-- START RECORDS --

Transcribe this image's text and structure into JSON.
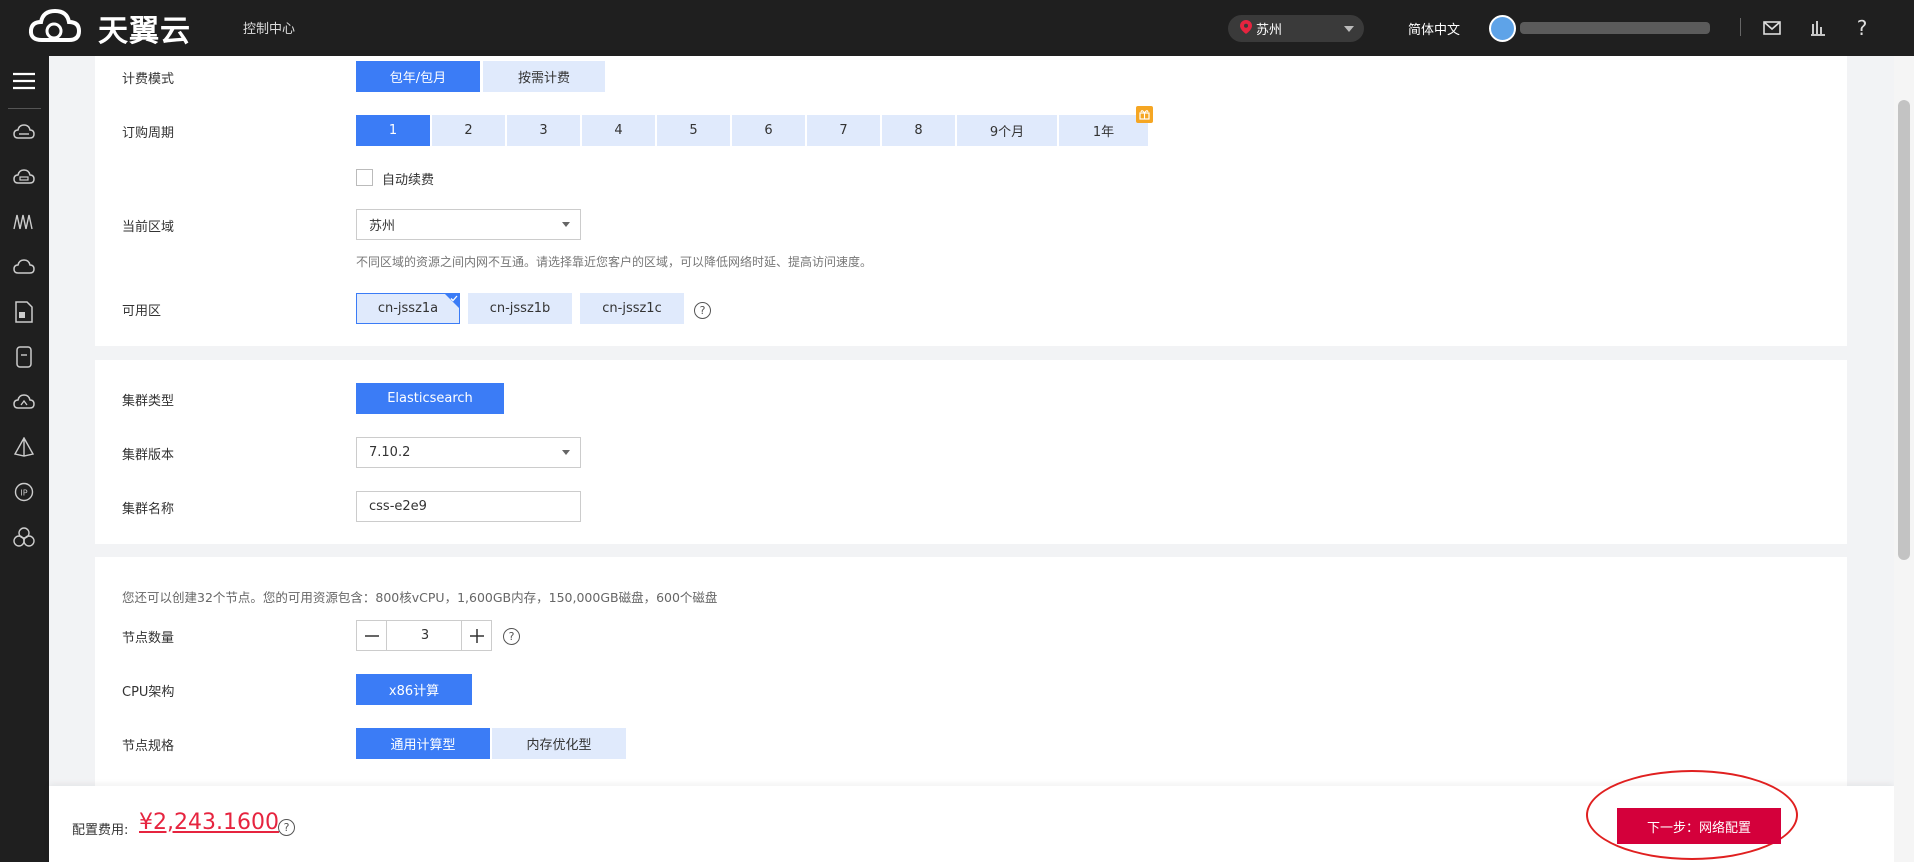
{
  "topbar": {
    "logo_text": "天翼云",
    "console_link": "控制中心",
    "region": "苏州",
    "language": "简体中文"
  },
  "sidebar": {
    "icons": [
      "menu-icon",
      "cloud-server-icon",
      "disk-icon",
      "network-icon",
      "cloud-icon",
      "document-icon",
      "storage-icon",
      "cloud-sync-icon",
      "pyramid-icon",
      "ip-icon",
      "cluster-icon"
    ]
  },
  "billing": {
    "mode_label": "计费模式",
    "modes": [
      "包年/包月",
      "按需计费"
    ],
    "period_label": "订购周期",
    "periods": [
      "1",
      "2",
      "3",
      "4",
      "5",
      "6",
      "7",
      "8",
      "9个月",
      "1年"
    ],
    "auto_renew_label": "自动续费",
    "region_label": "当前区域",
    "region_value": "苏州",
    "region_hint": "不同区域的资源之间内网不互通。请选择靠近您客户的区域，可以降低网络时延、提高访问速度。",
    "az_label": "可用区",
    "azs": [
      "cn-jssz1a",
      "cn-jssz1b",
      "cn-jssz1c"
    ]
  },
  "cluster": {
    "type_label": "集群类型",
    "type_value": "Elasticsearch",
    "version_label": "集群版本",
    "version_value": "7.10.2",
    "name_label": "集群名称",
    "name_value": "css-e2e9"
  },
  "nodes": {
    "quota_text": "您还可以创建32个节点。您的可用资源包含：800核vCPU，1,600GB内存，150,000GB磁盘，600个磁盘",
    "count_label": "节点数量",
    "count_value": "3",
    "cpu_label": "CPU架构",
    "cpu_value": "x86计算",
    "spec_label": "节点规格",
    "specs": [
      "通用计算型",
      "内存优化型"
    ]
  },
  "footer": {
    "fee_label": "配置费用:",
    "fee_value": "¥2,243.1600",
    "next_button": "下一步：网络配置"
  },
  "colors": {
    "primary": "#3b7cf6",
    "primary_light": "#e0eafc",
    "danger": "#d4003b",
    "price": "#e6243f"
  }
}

-- END RECORDS --

- WHAT THE TASK ASKS -
Pictures excluded, quote all the data above exactly.

- TASK RESPONSE -
Transcribe this image's text and structure into JSON.
{
  "topbar": {
    "logo_text": "天翼云",
    "console_link": "控制中心",
    "region": "苏州",
    "language": "简体中文"
  },
  "sidebar": {
    "icons": [
      "menu-icon",
      "cloud-server-icon",
      "disk-icon",
      "network-icon",
      "cloud-icon",
      "document-icon",
      "storage-icon",
      "cloud-sync-icon",
      "pyramid-icon",
      "ip-icon",
      "cluster-icon"
    ]
  },
  "billing": {
    "mode_label": "计费模式",
    "modes": [
      "包年/包月",
      "按需计费"
    ],
    "period_label": "订购周期",
    "periods": [
      "1",
      "2",
      "3",
      "4",
      "5",
      "6",
      "7",
      "8",
      "9个月",
      "1年"
    ],
    "auto_renew_label": "自动续费",
    "region_label": "当前区域",
    "region_value": "苏州",
    "region_hint": "不同区域的资源之间内网不互通。请选择靠近您客户的区域，可以降低网络时延、提高访问速度。",
    "az_label": "可用区",
    "azs": [
      "cn-jssz1a",
      "cn-jssz1b",
      "cn-jssz1c"
    ]
  },
  "cluster": {
    "type_label": "集群类型",
    "type_value": "Elasticsearch",
    "version_label": "集群版本",
    "version_value": "7.10.2",
    "name_label": "集群名称",
    "name_value": "css-e2e9"
  },
  "nodes": {
    "quota_text": "您还可以创建32个节点。您的可用资源包含：800核vCPU，1,600GB内存，150,000GB磁盘，600个磁盘",
    "count_label": "节点数量",
    "count_value": "3",
    "cpu_label": "CPU架构",
    "cpu_value": "x86计算",
    "spec_label": "节点规格",
    "specs": [
      "通用计算型",
      "内存优化型"
    ]
  },
  "footer": {
    "fee_label": "配置费用:",
    "fee_value": "¥2,243.1600",
    "next_button": "下一步：网络配置"
  },
  "colors": {
    "primary": "#3b7cf6",
    "primary_light": "#e0eafc",
    "danger": "#d4003b",
    "price": "#e6243f"
  }
}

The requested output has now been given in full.